(Lines of data)
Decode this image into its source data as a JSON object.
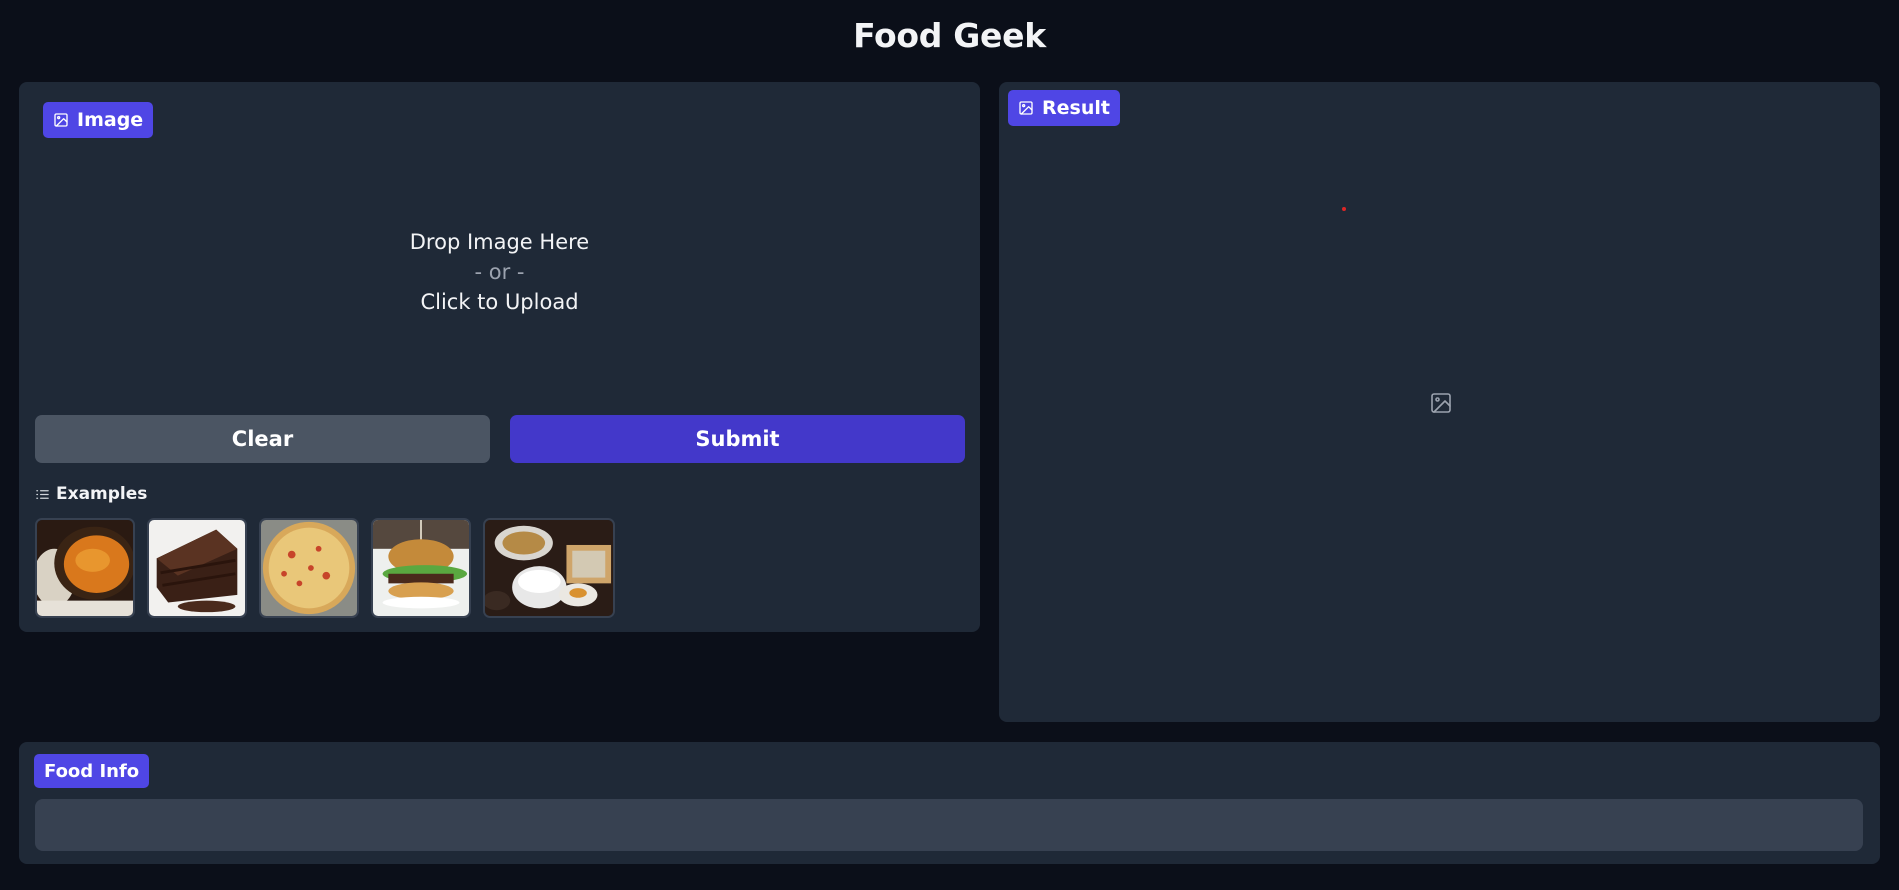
{
  "app": {
    "title": "Food Geek"
  },
  "input_panel": {
    "label": "Image",
    "drop_text": "Drop Image Here",
    "or_text": "- or -",
    "upload_text": "Click to Upload",
    "clear_label": "Clear",
    "submit_label": "Submit",
    "examples_label": "Examples",
    "examples": [
      {
        "name": "curry-dish"
      },
      {
        "name": "chocolate-cake"
      },
      {
        "name": "pizza"
      },
      {
        "name": "hamburger"
      },
      {
        "name": "japanese-meal"
      }
    ]
  },
  "result_panel": {
    "label": "Result",
    "icon": "image-icon"
  },
  "info_panel": {
    "label": "Food Info",
    "value": ""
  },
  "colors": {
    "background": "#0b0f19",
    "panel": "#1f2937",
    "accent": "#4f46e5",
    "submit": "#4338ca",
    "clear": "#4b5563",
    "textbox": "#374151"
  }
}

- **Work to do**
Write out the whole listing exactly, and drop the pictures.

- **Worked answer**
Decode this image into its source data as a JSON object.
{
  "app": {
    "title": "Food Geek"
  },
  "input_panel": {
    "label": "Image",
    "drop_text": "Drop Image Here",
    "or_text": "- or -",
    "upload_text": "Click to Upload",
    "clear_label": "Clear",
    "submit_label": "Submit",
    "examples_label": "Examples",
    "examples": [
      {
        "name": "curry-dish"
      },
      {
        "name": "chocolate-cake"
      },
      {
        "name": "pizza"
      },
      {
        "name": "hamburger"
      },
      {
        "name": "japanese-meal"
      }
    ]
  },
  "result_panel": {
    "label": "Result",
    "icon": "image-icon"
  },
  "info_panel": {
    "label": "Food Info",
    "value": ""
  },
  "colors": {
    "background": "#0b0f19",
    "panel": "#1f2937",
    "accent": "#4f46e5",
    "submit": "#4338ca",
    "clear": "#4b5563",
    "textbox": "#374151"
  }
}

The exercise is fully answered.